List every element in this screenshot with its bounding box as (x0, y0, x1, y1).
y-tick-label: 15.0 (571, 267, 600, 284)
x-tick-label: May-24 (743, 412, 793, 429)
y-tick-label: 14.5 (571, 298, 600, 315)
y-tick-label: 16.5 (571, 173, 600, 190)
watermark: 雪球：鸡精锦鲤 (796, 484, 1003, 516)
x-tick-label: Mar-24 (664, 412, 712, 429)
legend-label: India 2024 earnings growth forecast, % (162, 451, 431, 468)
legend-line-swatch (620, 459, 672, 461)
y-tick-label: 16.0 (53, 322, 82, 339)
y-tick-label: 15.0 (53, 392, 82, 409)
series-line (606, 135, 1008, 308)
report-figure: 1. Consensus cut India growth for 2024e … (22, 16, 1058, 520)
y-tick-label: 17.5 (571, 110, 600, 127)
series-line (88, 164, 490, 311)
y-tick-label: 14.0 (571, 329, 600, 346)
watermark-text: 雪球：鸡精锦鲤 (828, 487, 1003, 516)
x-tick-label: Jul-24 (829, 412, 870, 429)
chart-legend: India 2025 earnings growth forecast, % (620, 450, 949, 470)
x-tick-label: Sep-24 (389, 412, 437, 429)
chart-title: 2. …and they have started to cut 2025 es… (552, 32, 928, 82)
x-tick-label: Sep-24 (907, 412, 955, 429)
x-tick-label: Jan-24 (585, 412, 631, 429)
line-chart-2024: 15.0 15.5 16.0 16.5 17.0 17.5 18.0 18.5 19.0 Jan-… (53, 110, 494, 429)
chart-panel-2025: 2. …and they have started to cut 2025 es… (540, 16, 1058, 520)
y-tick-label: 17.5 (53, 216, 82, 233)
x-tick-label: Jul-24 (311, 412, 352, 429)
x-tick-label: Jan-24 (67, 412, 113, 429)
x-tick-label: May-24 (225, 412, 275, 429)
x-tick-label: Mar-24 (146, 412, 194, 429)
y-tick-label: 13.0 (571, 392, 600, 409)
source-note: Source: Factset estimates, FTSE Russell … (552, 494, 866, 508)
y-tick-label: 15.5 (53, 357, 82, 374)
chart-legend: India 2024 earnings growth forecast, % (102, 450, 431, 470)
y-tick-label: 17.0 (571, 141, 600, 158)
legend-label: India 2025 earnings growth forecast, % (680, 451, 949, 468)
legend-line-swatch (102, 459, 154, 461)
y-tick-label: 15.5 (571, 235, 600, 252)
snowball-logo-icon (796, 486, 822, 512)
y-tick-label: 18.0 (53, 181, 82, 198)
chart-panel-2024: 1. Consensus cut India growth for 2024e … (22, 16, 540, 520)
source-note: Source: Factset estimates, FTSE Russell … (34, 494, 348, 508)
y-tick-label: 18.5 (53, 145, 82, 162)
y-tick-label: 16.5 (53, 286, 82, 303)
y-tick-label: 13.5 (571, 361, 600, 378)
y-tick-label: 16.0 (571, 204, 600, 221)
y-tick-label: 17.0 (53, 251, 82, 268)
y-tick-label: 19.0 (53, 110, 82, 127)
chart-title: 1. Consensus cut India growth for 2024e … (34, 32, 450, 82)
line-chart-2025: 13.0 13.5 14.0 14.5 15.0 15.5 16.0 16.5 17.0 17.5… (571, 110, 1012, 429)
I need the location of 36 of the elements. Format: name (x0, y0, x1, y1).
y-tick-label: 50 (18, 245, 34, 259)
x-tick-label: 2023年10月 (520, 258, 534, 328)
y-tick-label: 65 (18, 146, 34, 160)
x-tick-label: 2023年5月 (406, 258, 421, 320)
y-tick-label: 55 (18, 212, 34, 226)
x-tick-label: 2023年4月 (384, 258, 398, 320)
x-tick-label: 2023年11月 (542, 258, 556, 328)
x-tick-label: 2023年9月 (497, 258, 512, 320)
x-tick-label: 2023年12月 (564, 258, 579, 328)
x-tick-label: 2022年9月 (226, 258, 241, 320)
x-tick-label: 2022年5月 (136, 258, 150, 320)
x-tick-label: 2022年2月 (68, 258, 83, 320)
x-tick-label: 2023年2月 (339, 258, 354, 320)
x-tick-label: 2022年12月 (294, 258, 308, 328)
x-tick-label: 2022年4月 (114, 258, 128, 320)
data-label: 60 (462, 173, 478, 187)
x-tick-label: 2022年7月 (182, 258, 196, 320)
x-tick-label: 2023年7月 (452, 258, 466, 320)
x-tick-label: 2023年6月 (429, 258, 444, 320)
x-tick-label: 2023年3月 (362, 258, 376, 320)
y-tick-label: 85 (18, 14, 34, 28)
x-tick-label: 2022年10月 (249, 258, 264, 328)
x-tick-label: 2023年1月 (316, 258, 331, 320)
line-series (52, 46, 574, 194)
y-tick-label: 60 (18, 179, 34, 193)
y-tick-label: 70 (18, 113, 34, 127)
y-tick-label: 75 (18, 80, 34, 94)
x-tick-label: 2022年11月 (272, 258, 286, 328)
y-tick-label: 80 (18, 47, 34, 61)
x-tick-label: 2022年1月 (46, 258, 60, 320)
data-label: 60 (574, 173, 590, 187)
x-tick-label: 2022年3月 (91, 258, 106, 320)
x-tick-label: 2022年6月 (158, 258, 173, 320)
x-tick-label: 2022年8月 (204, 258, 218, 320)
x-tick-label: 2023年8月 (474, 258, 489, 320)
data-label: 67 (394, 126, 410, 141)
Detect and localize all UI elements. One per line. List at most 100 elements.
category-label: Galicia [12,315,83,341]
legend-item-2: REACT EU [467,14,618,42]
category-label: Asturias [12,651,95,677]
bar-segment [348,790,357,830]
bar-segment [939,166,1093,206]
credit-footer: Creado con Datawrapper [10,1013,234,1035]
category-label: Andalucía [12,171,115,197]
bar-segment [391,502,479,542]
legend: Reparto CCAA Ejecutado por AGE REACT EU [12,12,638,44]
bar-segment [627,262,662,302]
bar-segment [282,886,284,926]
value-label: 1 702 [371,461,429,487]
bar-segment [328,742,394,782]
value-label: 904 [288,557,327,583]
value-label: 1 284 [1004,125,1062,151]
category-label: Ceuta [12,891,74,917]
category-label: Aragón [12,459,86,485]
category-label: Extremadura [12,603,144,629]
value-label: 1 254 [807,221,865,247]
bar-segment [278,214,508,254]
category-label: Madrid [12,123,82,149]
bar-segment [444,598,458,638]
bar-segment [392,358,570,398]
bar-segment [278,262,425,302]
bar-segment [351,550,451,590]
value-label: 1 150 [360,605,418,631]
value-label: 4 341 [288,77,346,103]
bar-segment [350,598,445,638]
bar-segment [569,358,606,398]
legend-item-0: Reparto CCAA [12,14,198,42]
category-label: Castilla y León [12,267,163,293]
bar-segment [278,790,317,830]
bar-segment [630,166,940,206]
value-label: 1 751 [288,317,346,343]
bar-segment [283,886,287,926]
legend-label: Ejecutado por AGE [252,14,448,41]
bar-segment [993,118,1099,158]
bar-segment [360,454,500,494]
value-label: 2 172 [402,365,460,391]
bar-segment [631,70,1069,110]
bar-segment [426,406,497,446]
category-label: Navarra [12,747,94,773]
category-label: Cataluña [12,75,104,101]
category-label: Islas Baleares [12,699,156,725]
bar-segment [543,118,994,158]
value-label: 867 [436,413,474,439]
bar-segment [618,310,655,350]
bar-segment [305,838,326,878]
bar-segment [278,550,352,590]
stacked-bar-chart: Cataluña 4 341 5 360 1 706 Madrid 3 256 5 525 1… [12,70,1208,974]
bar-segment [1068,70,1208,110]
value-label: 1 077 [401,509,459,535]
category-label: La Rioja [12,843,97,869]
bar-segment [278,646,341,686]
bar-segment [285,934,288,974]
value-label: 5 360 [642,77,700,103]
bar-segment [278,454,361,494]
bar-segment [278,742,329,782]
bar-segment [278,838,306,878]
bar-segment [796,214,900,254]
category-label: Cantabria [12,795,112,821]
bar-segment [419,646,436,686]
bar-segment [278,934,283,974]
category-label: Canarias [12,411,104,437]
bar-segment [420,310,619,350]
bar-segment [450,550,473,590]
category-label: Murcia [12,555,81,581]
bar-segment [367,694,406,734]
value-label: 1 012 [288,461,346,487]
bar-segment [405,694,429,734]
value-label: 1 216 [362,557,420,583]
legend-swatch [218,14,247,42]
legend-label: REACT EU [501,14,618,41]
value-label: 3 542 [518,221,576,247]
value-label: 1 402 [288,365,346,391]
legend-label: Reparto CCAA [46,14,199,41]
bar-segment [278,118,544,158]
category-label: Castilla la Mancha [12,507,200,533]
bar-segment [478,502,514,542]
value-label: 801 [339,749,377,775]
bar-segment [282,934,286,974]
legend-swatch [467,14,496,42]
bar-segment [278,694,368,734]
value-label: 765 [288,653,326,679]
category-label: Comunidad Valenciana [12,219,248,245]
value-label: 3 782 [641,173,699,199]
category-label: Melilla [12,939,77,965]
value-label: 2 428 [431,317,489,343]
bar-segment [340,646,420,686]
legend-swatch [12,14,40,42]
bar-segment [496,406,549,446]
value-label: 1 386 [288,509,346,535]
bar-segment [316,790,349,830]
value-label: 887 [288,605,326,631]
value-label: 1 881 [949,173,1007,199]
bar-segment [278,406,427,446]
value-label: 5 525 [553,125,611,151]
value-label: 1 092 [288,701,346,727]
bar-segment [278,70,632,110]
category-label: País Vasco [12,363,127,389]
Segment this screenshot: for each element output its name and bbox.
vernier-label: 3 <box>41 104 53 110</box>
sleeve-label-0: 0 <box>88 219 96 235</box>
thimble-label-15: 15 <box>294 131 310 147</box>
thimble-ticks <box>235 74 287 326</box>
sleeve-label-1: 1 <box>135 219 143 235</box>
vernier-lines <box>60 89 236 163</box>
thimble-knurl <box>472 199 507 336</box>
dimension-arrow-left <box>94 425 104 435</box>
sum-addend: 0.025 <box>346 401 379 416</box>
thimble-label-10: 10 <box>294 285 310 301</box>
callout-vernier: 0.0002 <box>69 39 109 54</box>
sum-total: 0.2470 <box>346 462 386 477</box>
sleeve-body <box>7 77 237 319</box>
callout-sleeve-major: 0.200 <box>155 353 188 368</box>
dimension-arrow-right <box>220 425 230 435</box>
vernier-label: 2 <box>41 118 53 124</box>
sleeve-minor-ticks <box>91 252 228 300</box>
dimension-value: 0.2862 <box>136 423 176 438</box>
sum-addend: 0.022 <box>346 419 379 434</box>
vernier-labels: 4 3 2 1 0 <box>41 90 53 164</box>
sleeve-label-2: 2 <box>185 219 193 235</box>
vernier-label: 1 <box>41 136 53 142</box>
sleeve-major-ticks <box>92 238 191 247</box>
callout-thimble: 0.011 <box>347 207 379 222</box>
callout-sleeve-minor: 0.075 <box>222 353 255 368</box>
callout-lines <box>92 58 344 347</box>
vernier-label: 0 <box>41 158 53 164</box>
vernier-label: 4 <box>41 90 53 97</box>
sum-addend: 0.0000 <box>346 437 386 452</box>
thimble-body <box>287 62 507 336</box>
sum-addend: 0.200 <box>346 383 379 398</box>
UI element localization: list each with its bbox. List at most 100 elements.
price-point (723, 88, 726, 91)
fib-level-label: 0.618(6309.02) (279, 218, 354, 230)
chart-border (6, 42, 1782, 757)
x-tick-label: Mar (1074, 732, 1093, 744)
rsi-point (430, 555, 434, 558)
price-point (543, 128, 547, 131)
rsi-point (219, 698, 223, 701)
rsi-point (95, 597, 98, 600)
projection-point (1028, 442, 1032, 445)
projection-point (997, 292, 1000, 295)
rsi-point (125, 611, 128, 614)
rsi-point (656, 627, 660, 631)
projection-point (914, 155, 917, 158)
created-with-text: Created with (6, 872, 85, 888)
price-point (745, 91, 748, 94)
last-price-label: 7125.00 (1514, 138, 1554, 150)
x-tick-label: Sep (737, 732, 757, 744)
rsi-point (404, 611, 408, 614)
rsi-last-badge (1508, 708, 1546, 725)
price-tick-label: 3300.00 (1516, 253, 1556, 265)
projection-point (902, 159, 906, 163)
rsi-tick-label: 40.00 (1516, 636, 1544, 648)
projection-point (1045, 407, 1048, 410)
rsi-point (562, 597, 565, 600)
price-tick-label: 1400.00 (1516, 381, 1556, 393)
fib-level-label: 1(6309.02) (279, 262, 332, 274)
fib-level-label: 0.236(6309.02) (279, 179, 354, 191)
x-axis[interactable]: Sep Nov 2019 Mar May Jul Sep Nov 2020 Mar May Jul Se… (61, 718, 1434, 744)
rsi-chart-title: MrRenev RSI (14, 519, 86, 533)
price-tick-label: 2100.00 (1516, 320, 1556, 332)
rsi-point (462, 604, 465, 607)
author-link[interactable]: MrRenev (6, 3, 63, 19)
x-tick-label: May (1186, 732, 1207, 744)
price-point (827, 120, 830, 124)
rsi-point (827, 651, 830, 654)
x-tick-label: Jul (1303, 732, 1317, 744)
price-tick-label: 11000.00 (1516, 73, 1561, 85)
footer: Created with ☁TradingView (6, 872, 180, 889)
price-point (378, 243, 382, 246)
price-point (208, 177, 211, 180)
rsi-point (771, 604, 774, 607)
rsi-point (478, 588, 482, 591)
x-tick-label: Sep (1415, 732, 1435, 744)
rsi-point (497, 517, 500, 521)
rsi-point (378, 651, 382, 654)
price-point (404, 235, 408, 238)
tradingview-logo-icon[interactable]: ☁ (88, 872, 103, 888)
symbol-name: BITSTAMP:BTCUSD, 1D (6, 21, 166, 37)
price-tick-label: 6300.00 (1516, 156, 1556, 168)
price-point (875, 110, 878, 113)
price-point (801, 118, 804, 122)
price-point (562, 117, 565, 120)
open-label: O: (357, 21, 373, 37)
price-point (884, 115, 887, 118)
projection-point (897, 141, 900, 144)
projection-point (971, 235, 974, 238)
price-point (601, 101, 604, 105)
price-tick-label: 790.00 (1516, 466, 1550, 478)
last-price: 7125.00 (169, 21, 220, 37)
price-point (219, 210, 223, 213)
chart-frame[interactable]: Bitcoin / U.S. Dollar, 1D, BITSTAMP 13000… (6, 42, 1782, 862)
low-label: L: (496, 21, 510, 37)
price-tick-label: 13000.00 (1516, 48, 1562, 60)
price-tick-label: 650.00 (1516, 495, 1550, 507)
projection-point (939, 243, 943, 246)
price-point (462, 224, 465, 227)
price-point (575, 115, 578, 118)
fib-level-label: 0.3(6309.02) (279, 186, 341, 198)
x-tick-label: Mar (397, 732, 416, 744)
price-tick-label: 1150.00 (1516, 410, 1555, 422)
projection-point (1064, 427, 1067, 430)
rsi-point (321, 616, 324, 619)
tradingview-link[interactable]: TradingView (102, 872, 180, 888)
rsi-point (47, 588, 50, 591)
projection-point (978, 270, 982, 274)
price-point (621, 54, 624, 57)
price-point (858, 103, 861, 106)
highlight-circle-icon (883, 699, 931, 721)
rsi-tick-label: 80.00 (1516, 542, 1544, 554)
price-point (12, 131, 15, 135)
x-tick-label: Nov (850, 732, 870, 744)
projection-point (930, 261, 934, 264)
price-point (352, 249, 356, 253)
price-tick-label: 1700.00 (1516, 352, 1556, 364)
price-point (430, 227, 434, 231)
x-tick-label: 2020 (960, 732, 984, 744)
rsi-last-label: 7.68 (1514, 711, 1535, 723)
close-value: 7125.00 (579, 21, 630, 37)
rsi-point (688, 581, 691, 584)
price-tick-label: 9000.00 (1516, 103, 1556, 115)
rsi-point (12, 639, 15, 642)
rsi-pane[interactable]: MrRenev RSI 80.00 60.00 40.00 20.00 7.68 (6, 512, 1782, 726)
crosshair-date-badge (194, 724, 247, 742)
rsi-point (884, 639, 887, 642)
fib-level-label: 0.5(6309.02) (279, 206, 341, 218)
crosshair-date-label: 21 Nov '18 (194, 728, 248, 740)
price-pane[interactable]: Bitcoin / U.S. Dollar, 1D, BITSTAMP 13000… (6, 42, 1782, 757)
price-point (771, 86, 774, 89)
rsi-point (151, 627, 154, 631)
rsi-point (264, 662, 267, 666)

* Exercise directions:
Reproduce the items without alteration, from the first line through the line containing "watermark: 雪球：鸡精锦鲤 (796, 484, 1003, 516)", including both.

* Task result:
List every element in this screenshot with its bounding box as (x0, y0, x1, y1).
y-tick-label: 15.0 (571, 267, 600, 284)
x-tick-label: May-24 (743, 412, 793, 429)
y-tick-label: 14.5 (571, 298, 600, 315)
y-tick-label: 16.5 (571, 173, 600, 190)
watermark: 雪球：鸡精锦鲤 (796, 484, 1003, 516)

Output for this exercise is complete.